WORK INSTRUCTIONS: Gather every line holding the string "table".

RECORDS SUPPLIED:

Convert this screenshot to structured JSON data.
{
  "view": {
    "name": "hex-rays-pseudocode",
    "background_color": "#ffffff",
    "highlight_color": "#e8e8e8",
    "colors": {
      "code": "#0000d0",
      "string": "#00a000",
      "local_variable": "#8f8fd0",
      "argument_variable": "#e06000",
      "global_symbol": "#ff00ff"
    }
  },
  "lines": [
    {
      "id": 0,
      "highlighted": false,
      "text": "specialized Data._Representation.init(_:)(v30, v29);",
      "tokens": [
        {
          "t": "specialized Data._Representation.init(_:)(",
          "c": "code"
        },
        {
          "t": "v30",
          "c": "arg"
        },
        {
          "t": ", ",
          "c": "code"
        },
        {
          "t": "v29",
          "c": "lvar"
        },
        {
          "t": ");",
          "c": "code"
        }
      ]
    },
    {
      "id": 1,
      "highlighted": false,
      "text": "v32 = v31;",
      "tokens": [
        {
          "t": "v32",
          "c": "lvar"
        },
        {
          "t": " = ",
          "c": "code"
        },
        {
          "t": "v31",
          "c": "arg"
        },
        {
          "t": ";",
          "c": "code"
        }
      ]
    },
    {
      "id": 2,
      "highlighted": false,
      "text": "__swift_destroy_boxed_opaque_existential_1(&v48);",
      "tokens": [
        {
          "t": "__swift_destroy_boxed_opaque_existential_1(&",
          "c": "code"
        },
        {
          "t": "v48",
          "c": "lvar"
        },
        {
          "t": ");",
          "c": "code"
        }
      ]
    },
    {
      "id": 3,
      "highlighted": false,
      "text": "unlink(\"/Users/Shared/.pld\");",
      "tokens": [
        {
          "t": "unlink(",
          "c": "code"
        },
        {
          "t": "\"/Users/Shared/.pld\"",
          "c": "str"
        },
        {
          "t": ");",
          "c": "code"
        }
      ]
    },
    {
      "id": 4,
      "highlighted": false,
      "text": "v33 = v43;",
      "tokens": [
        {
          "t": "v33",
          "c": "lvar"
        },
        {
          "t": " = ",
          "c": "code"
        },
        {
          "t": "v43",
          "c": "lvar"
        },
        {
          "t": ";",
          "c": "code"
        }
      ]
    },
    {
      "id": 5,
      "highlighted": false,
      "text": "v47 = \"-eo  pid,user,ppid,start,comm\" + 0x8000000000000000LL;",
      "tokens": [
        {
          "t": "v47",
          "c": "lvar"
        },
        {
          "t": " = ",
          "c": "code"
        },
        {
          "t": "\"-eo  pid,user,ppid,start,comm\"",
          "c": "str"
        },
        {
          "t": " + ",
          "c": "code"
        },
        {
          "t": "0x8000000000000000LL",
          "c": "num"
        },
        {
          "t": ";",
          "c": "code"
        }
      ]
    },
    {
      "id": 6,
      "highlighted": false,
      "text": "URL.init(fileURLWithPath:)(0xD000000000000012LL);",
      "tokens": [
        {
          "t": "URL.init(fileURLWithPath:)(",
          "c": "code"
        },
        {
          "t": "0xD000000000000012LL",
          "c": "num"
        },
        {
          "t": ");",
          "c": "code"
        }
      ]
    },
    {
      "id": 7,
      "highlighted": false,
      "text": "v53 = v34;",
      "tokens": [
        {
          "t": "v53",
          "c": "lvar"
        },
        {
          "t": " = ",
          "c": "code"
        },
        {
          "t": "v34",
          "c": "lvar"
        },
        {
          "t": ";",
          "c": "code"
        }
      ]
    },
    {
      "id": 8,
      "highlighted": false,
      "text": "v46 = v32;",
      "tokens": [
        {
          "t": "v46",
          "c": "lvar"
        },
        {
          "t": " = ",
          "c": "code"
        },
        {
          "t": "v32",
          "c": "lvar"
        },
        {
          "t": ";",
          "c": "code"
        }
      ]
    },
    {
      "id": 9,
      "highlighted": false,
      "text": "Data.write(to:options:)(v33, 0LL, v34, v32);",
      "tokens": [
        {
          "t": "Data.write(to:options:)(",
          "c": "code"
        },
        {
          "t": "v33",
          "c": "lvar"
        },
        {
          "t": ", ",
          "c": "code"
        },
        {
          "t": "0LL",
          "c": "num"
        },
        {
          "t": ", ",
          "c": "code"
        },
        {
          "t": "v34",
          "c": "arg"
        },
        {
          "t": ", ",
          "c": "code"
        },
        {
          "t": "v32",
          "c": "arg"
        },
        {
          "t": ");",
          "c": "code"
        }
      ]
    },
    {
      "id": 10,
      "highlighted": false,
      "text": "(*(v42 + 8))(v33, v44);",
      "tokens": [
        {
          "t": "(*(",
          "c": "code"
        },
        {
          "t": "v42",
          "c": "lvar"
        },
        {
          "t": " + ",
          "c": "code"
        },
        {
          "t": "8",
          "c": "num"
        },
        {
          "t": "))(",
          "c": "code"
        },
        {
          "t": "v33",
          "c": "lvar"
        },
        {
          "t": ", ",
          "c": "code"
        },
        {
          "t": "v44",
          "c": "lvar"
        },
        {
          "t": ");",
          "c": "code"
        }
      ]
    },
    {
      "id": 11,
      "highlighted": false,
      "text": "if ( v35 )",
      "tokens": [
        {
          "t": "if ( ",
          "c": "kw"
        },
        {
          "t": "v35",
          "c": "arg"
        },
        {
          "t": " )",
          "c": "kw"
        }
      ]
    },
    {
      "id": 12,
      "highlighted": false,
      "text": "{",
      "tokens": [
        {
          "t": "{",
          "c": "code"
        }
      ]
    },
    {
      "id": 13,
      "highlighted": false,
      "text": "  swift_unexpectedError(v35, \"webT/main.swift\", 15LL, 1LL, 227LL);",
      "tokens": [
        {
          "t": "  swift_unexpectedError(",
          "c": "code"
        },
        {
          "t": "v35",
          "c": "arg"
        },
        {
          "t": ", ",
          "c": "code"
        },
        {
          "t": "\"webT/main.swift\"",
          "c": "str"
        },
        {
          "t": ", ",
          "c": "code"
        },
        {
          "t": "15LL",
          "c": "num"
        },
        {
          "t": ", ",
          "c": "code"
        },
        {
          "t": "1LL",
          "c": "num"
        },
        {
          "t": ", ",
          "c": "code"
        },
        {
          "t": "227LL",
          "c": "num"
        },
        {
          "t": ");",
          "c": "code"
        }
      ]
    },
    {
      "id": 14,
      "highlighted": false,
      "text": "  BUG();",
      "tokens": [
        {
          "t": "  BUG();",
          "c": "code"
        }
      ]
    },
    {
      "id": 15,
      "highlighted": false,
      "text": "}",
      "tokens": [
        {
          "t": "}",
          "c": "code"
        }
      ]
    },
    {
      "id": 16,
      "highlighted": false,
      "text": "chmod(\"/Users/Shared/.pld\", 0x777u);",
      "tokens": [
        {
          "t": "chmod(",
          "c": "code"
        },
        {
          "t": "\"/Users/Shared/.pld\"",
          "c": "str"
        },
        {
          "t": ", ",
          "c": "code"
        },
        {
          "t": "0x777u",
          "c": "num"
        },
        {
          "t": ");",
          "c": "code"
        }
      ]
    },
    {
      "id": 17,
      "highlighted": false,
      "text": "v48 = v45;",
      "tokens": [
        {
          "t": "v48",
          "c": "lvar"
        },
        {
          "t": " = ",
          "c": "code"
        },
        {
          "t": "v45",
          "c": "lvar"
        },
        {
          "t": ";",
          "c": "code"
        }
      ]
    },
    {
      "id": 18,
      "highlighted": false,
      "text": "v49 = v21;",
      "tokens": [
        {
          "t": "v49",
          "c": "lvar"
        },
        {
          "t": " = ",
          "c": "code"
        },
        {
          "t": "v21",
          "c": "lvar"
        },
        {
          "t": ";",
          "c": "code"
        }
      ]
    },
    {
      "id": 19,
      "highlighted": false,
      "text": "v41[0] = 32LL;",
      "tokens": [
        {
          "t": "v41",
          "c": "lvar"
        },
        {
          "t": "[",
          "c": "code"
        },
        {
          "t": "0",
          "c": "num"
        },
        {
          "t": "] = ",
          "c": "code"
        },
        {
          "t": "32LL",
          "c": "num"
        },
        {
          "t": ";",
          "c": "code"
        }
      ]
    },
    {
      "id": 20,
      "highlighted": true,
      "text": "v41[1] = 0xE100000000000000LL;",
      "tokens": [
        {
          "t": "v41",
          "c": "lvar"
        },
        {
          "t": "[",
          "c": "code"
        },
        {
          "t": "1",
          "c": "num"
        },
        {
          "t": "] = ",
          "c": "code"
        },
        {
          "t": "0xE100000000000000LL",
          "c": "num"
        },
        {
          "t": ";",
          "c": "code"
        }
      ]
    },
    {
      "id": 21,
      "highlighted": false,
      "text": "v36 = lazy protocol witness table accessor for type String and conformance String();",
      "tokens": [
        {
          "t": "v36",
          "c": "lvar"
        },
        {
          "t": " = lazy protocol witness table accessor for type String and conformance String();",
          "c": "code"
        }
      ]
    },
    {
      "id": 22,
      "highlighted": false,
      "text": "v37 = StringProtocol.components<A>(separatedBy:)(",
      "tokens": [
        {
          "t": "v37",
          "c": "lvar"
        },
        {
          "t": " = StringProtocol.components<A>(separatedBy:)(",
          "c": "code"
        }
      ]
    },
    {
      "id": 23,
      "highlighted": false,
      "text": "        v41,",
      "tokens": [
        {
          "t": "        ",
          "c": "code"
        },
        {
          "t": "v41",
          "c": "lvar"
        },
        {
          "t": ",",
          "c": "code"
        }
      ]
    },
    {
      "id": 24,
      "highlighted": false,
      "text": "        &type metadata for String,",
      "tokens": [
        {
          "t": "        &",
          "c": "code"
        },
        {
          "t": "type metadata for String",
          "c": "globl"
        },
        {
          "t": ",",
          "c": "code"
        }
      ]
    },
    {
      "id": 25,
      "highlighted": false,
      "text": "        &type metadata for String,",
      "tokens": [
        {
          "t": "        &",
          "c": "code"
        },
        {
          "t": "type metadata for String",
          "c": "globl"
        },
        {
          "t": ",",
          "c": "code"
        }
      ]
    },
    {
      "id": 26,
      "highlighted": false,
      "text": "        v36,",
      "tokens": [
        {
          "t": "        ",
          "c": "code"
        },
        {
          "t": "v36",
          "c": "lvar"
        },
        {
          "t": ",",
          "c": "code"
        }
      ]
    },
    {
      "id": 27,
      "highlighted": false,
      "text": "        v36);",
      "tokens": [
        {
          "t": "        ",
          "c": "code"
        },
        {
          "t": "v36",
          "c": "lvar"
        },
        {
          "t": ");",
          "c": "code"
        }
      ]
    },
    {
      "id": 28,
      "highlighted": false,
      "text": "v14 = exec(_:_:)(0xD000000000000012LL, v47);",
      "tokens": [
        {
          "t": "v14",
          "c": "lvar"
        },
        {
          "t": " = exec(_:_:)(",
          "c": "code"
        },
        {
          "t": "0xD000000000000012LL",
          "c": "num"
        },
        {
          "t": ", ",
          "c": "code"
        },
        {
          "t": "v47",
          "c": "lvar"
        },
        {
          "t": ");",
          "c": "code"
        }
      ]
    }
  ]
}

FINISHED ANSWER:
      "text": "v36 = lazy protocol witness table accessor for type String and conformance String();",
          "t": " = lazy protocol witness table accessor for type String and conformance String();",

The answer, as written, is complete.